Sobrecargar a las empresas supone poner freno a la recuperación

Los empresarios han decidido decir basta al Gobierno ante la creciente subida de costes que está soportando el tejido empresarial y la amenaza que esa presión puede suponer para la buena marcha de la recuperación. Desde la patronal se considera que el Ejecutivo ha cargado las tintas de forma desmesurada sobre las espaldas de las compañías a través de una batería de medidas regulatorias que repercuten de forma gravosa en los ya de por sí elevados costes empresariales. Una primera toma de postura al respecto fue la negativa el pasado 16 de septiembre a firmar, junto a los sindicatos y el Gobierno, un nuevo acuerdo para subir el salario mínimo interprofesional, como también la oposición al diseño de una reforma laboral en la que los intereses del Gobierno no parecen alineados con los de las empresas, como tampoco con las líneas rojas marcadas por Bruselas. La patronal se opone con razón a la derogación de algunos de los aspectos que mejor han funcionado del texto de 2012, como lo que se refiere a la ultraactividad de los convenios o a la primacía del convenio de empresa sobre el sectorial. A ello se suma la gota que ha colmado el vaso de la paciencia de la patronal: el anuncio del propósito del Gobierno de elevar medio punto las cotizaciones sociales entre 2022 y 2032.

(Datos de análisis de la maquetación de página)
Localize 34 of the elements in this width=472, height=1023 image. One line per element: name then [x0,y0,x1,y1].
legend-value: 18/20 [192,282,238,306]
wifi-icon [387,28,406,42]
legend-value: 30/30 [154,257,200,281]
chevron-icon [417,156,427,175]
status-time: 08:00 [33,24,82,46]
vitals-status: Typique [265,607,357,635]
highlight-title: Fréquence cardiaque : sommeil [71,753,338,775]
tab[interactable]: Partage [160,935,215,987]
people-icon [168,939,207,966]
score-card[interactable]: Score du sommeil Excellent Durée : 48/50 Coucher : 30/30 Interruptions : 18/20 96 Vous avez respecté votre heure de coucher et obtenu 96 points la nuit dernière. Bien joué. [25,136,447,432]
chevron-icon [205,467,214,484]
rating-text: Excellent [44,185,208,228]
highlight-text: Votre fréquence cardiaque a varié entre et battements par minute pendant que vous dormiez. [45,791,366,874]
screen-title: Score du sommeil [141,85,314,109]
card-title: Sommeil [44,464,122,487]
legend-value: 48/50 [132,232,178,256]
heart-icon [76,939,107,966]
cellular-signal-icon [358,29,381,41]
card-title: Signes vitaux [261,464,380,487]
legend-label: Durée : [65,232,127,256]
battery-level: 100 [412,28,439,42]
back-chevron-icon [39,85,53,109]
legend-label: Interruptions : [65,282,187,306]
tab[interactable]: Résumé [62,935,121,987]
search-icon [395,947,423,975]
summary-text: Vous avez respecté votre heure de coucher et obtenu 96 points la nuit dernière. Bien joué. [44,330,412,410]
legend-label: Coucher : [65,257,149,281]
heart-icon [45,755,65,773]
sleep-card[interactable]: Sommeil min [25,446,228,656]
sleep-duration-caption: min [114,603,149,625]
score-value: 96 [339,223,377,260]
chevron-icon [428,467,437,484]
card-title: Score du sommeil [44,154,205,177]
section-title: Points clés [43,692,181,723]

Enunciado.
Continúa, por favor, el texto sobre la subida de costes que soportan las empresas, empezando justo después de su última oración.

Respuesta.
En materia tributaria, por ejemplo, el Ejecutivo ha aprobado para este año en el marco del impuesto sobre sociedades una rebaja del 100% al 95% en las exenciones sobre dividendos y plusvalías de las participaciones de compañías españolas en filiales. Además, ha impulsado un tipo mínimo del 15% sobre la base imponible del impuesto (18% para banca y petroleras), además de introducir la tasa Google y la tasa Tobin pese a la polémica y el debate generados sobre su efectividad y oportunidad. Otras medidas fiscales, como la rebaja de los incentivos a los planes de pensiones individuales con el fin de favorecer e impulsar los colectivos, han supuesto también presión indirecta sobre los empresarios.

Como señalaba ayer el presidente de CEOE, Antonio Garamendi, en su enérgica contestación al nuevo anuncio de la subida en las cotizaciones sociales, las empresas necesitan una hoja de ruta seria, segura y eficaz para saber lo que va a hacer el Gobierno en esta y cualquier otra materia que afecte a la actividad económica. Se trata de una exigencia justa en cualquier circunstancia, pero que resulta imprescindible en un país cuyas empresas –y no todas, sino solo las que han logrado sobrevivir a la pandemia– luchan por dejar atrás una crisis histórica para avanzar hacia una recuperación sólida y consolidada, y hacerlo, si es posible, con el respaldo del Gobierno.